Please copy all the lines that follow, word for word.

--- Start of Supplied data ---

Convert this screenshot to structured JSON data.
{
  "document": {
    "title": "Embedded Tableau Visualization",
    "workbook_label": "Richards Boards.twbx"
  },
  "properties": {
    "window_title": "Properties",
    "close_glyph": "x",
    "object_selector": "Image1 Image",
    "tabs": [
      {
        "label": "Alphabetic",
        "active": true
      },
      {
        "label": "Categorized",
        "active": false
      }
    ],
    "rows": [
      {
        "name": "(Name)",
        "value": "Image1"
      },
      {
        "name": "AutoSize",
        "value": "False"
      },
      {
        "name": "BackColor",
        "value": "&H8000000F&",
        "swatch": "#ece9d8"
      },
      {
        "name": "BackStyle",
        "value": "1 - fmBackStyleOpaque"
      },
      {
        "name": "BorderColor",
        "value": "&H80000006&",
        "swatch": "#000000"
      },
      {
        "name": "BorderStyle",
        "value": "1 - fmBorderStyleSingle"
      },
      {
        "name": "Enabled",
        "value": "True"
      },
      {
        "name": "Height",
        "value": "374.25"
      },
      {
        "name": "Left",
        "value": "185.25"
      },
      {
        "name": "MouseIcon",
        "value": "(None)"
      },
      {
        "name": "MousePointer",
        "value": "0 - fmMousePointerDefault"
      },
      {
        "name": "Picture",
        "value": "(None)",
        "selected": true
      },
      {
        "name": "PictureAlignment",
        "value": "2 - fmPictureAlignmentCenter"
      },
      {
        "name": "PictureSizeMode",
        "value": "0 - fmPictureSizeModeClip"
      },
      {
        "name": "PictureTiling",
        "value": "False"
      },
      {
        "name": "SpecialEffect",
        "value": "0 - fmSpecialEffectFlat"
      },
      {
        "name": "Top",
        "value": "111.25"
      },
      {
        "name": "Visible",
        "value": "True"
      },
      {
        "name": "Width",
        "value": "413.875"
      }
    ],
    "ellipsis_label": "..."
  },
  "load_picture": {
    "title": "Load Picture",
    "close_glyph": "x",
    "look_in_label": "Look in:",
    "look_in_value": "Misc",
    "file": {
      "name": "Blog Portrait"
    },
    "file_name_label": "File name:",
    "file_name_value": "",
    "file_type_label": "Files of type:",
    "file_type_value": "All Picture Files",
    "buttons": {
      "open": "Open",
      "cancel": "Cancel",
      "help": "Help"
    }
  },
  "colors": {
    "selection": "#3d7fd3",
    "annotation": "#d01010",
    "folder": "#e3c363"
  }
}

--- End of Supplied data ---

Answer in full –
Convert this screenshot to structured JSON data.
{
  "document": {
    "title": "Embedded Tableau Visualization",
    "workbook_label": "Richards Boards.twbx"
  },
  "properties": {
    "window_title": "Properties",
    "close_glyph": "x",
    "object_selector": "Image1 Image",
    "tabs": [
      {
        "label": "Alphabetic",
        "active": true
      },
      {
        "label": "Categorized",
        "active": false
      }
    ],
    "rows": [
      {
        "name": "(Name)",
        "value": "Image1"
      },
      {
        "name": "AutoSize",
        "value": "False"
      },
      {
        "name": "BackColor",
        "value": "&H8000000F&",
        "swatch": "#ece9d8"
      },
      {
        "name": "BackStyle",
        "value": "1 - fmBackStyleOpaque"
      },
      {
        "name": "BorderColor",
        "value": "&H80000006&",
        "swatch": "#000000"
      },
      {
        "name": "BorderStyle",
        "value": "1 - fmBorderStyleSingle"
      },
      {
        "name": "Enabled",
        "value": "True"
      },
      {
        "name": "Height",
        "value": "374.25"
      },
      {
        "name": "Left",
        "value": "185.25"
      },
      {
        "name": "MouseIcon",
        "value": "(None)"
      },
      {
        "name": "MousePointer",
        "value": "0 - fmMousePointerDefault"
      },
      {
        "name": "Picture",
        "value": "(None)",
        "selected": true
      },
      {
        "name": "PictureAlignment",
        "value": "2 - fmPictureAlignmentCenter"
      },
      {
        "name": "PictureSizeMode",
        "value": "0 - fmPictureSizeModeClip"
      },
      {
        "name": "PictureTiling",
        "value": "False"
      },
      {
        "name": "SpecialEffect",
        "value": "0 - fmSpecialEffectFlat"
      },
      {
        "name": "Top",
        "value": "111.25"
      },
      {
        "name": "Visible",
        "value": "True"
      },
      {
        "name": "Width",
        "value": "413.875"
      }
    ],
    "ellipsis_label": "..."
  },
  "load_picture": {
    "title": "Load Picture",
    "close_glyph": "x",
    "look_in_label": "Look in:",
    "look_in_value": "Misc",
    "file": {
      "name": "Blog Portrait"
    },
    "file_name_label": "File name:",
    "file_name_value": "",
    "file_type_label": "Files of type:",
    "file_type_value": "All Picture Files",
    "buttons": {
      "open": "Open",
      "cancel": "Cancel",
      "help": "Help"
    }
  },
  "colors": {
    "selection": "#3d7fd3",
    "annotation": "#d01010",
    "folder": "#e3c363"
  }
}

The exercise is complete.